Lines of data
──────────

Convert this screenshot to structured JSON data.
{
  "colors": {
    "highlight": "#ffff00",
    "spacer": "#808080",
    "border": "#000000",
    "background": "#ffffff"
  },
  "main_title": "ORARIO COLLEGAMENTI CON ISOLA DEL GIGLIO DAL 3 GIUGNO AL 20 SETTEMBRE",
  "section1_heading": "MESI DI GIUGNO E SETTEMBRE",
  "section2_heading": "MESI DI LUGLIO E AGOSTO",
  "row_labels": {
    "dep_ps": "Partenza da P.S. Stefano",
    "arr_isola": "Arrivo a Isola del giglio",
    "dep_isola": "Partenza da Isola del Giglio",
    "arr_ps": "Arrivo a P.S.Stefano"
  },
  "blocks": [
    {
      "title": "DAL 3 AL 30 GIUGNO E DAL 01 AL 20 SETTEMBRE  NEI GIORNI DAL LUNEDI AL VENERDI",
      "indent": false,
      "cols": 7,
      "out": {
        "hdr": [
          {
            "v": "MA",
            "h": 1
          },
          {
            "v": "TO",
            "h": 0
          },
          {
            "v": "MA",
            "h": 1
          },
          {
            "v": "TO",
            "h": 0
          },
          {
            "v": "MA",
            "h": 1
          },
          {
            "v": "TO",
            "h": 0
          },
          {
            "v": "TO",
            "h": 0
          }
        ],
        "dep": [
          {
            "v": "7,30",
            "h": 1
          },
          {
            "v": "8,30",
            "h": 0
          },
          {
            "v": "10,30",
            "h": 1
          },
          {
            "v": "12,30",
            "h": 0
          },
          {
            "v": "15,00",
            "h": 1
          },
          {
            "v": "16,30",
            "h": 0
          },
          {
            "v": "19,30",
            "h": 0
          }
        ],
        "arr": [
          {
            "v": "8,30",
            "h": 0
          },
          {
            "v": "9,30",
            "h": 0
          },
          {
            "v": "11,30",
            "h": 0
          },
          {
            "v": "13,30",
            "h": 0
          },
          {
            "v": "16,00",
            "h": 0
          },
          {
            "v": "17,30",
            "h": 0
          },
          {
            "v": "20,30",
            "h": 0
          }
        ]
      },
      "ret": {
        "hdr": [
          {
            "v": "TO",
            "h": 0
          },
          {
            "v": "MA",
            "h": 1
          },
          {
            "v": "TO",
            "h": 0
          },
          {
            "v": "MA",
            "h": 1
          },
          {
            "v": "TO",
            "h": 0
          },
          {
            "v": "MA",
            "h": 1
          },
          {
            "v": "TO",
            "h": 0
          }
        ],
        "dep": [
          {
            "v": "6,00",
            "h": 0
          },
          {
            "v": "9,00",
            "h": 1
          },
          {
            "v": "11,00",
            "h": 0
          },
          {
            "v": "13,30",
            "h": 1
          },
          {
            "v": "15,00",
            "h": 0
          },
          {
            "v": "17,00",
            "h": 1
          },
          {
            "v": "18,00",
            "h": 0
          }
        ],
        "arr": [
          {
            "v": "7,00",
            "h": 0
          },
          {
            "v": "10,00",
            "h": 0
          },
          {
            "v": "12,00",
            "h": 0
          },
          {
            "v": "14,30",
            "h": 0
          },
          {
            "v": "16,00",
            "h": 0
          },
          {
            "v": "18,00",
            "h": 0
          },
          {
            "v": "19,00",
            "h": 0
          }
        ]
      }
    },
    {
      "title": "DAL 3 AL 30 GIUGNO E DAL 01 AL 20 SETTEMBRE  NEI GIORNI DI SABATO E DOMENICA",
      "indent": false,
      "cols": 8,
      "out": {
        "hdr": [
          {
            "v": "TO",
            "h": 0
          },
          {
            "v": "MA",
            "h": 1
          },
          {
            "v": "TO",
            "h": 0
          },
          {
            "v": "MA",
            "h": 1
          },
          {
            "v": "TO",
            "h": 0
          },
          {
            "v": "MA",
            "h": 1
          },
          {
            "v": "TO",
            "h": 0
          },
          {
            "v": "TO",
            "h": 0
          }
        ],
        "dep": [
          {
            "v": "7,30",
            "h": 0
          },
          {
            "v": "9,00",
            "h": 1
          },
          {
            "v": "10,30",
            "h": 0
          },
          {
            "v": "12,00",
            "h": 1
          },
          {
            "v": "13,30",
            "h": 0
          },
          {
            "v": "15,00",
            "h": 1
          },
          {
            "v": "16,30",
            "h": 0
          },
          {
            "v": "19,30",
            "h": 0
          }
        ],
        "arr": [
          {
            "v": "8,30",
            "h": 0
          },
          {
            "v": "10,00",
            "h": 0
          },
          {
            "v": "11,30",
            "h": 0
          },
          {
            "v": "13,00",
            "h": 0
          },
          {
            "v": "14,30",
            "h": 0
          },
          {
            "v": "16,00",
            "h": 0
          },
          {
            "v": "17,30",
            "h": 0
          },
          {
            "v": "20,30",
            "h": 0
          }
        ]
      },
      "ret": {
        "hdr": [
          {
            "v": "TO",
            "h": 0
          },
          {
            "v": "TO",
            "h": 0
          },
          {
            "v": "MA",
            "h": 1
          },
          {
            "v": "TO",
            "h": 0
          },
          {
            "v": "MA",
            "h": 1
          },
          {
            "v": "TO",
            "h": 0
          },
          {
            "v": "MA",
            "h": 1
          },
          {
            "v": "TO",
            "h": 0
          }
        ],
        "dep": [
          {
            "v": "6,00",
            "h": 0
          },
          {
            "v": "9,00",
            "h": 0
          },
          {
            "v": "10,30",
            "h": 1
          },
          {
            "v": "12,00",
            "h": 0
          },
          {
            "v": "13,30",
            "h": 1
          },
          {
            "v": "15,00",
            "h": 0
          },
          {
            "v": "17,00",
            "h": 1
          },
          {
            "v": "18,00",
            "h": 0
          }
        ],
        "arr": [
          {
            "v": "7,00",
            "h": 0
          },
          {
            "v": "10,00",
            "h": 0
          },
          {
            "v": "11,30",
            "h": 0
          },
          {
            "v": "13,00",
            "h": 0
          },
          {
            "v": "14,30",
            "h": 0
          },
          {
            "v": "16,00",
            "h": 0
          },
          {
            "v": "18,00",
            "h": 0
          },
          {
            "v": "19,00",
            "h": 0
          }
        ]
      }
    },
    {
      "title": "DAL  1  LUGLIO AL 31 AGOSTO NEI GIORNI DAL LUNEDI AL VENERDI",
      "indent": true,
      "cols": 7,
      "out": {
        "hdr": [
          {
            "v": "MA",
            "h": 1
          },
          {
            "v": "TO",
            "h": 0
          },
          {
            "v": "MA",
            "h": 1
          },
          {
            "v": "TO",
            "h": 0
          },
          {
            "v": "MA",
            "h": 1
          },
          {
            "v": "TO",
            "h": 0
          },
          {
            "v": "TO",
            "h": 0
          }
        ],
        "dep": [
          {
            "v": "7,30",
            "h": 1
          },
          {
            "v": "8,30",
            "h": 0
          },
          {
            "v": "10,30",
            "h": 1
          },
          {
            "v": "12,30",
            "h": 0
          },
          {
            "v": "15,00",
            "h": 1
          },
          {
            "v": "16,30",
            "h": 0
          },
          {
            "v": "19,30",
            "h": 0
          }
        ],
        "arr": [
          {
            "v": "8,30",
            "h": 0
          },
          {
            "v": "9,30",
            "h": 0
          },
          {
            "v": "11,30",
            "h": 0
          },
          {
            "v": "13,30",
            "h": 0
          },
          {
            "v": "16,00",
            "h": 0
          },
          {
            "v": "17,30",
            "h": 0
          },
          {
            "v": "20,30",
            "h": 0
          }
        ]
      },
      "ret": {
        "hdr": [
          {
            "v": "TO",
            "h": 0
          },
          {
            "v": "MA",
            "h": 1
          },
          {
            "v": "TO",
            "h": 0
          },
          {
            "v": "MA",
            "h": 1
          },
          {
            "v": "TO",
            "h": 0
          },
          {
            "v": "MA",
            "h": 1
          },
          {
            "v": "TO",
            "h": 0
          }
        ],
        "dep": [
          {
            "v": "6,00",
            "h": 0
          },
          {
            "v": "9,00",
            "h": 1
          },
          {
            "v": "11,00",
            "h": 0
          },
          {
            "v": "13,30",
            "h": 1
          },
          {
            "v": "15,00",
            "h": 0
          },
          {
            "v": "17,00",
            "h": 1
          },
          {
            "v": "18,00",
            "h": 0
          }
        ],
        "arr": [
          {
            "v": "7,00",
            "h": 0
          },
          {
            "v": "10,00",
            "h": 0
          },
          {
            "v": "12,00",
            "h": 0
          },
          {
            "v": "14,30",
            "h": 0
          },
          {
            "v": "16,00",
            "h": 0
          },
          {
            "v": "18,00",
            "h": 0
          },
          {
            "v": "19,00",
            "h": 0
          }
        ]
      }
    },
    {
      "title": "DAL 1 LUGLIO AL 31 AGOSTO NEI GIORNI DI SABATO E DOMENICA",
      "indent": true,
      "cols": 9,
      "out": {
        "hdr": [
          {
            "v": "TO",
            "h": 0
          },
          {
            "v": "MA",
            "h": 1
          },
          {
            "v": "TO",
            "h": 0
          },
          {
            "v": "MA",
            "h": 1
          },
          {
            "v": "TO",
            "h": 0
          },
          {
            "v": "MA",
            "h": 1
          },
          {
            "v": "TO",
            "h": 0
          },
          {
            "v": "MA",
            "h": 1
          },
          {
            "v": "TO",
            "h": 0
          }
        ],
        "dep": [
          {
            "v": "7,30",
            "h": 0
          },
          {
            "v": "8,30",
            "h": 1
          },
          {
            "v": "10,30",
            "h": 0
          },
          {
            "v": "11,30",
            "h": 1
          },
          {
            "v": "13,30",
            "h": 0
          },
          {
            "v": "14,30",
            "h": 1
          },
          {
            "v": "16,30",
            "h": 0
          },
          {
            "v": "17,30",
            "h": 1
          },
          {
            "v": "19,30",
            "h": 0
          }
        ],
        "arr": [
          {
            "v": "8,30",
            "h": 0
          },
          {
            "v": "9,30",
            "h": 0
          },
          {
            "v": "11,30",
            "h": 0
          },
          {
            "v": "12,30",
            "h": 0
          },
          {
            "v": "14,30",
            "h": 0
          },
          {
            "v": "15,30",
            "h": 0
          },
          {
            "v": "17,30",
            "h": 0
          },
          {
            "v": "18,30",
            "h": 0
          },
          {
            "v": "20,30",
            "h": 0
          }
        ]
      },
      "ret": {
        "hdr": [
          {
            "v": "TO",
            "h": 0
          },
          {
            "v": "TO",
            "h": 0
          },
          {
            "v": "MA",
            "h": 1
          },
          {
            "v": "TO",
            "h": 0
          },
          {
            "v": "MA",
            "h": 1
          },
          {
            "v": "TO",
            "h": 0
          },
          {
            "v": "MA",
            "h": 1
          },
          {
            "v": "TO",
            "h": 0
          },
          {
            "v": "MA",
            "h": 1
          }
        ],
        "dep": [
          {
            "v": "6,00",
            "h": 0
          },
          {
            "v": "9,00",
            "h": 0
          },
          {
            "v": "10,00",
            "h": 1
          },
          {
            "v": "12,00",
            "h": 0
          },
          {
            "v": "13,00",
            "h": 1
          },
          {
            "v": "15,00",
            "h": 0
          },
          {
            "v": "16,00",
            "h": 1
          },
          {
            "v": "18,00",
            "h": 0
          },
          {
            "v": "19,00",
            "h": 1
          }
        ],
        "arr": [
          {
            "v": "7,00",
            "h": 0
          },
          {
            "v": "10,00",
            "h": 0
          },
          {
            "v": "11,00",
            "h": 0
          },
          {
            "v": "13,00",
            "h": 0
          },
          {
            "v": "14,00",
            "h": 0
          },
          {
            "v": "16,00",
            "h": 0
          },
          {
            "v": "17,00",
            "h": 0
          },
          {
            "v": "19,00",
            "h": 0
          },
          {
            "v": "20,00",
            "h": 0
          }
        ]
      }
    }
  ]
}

──────────

→ Written request
Copy out every line that includes the word "MESI".

→ Output of the task
  "section1_heading": "MESI DI GIUGNO E SETTEMBRE",
  "section2_heading": "MESI DI LUGLIO E AGOSTO",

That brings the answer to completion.